**Directive:**
All of the entries need to be written out again, exactly as they are.

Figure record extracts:

=-=-=-=-=

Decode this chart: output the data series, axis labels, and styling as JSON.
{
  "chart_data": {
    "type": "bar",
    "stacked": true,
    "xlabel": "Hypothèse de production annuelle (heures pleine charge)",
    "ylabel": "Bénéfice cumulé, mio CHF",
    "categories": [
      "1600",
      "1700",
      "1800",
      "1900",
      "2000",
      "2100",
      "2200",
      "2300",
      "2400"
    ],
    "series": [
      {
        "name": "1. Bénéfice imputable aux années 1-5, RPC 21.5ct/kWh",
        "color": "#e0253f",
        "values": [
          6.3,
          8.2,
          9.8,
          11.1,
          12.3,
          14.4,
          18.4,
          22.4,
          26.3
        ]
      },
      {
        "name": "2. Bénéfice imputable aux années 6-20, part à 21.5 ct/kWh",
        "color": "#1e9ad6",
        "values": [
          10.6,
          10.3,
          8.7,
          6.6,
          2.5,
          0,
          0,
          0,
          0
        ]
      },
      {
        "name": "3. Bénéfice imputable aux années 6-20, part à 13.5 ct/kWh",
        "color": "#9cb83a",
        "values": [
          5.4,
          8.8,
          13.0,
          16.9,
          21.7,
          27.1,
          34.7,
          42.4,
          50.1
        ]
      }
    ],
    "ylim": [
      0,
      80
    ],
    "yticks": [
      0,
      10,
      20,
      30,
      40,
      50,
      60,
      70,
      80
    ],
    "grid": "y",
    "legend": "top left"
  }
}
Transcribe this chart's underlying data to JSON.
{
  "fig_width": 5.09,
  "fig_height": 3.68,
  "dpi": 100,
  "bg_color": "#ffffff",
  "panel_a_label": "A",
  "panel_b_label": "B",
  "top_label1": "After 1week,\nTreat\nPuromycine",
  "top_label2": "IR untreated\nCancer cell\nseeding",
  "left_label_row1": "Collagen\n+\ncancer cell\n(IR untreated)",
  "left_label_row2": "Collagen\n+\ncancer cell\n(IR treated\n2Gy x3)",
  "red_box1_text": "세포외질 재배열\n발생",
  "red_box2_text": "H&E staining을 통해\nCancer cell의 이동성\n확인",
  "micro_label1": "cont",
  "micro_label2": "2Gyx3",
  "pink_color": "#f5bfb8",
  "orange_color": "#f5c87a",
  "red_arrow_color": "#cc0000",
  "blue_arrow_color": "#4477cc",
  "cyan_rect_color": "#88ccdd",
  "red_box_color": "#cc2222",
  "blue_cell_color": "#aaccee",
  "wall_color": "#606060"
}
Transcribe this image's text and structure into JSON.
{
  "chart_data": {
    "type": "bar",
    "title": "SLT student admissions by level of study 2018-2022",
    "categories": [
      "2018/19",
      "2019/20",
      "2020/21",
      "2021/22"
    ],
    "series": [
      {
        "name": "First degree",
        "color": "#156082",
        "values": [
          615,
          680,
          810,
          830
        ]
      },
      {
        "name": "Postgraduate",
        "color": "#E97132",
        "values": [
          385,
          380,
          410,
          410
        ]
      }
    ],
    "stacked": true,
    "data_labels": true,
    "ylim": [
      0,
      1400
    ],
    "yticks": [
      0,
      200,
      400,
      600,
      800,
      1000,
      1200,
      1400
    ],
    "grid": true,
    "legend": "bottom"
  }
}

=-=-=-=-=

**The answer:**
Decode this chart: output the data series, axis labels, and styling as JSON.
{
  "chart_data": {
    "type": "bar",
    "stacked": true,
    "xlabel": "Hypothèse de production annuelle (heures pleine charge)",
    "ylabel": "Bénéfice cumulé, mio CHF",
    "categories": [
      "1600",
      "1700",
      "1800",
      "1900",
      "2000",
      "2100",
      "2200",
      "2300",
      "2400"
    ],
    "series": [
      {
        "name": "1. Bénéfice imputable aux années 1-5, RPC 21.5ct/kWh",
        "color": "#e0253f",
        "values": [
          6.3,
          8.2,
          9.8,
          11.1,
          12.3,
          14.4,
          18.4,
          22.4,
          26.3
        ]
      },
      {
        "name": "2. Bénéfice imputable aux années 6-20, part à 21.5 ct/kWh",
        "color": "#1e9ad6",
        "values": [
          10.6,
          10.3,
          8.7,
          6.6,
          2.5,
          0,
          0,
          0,
          0
        ]
      },
      {
        "name": "3. Bénéfice imputable aux années 6-20, part à 13.5 ct/kWh",
        "color": "#9cb83a",
        "values": [
          5.4,
          8.8,
          13.0,
          16.9,
          21.7,
          27.1,
          34.7,
          42.4,
          50.1
        ]
      }
    ],
    "ylim": [
      0,
      80
    ],
    "yticks": [
      0,
      10,
      20,
      30,
      40,
      50,
      60,
      70,
      80
    ],
    "grid": "y",
    "legend": "top left"
  }
}
Transcribe this chart's underlying data to JSON.
{
  "fig_width": 5.09,
  "fig_height": 3.68,
  "dpi": 100,
  "bg_color": "#ffffff",
  "panel_a_label": "A",
  "panel_b_label": "B",
  "top_label1": "After 1week,\nTreat\nPuromycine",
  "top_label2": "IR untreated\nCancer cell\nseeding",
  "left_label_row1": "Collagen\n+\ncancer cell\n(IR untreated)",
  "left_label_row2": "Collagen\n+\ncancer cell\n(IR treated\n2Gy x3)",
  "red_box1_text": "세포외질 재배열\n발생",
  "red_box2_text": "H&E staining을 통해\nCancer cell의 이동성\n확인",
  "micro_label1": "cont",
  "micro_label2": "2Gyx3",
  "pink_color": "#f5bfb8",
  "orange_color": "#f5c87a",
  "red_arrow_color": "#cc0000",
  "blue_arrow_color": "#4477cc",
  "cyan_rect_color": "#88ccdd",
  "red_box_color": "#cc2222",
  "blue_cell_color": "#aaccee",
  "wall_color": "#606060"
}
Transcribe this image's text and structure into JSON.
{
  "chart_data": {
    "type": "bar",
    "title": "SLT student admissions by level of study 2018-2022",
    "categories": [
      "2018/19",
      "2019/20",
      "2020/21",
      "2021/22"
    ],
    "series": [
      {
        "name": "First degree",
        "color": "#156082",
        "values": [
          615,
          680,
          810,
          830
        ]
      },
      {
        "name": "Postgraduate",
        "color": "#E97132",
        "values": [
          385,
          380,
          410,
          410
        ]
      }
    ],
    "stacked": true,
    "data_labels": true,
    "ylim": [
      0,
      1400
    ],
    "yticks": [
      0,
      200,
      400,
      600,
      800,
      1000,
      1200,
      1400
    ],
    "grid": true,
    "legend": "bottom"
  }
}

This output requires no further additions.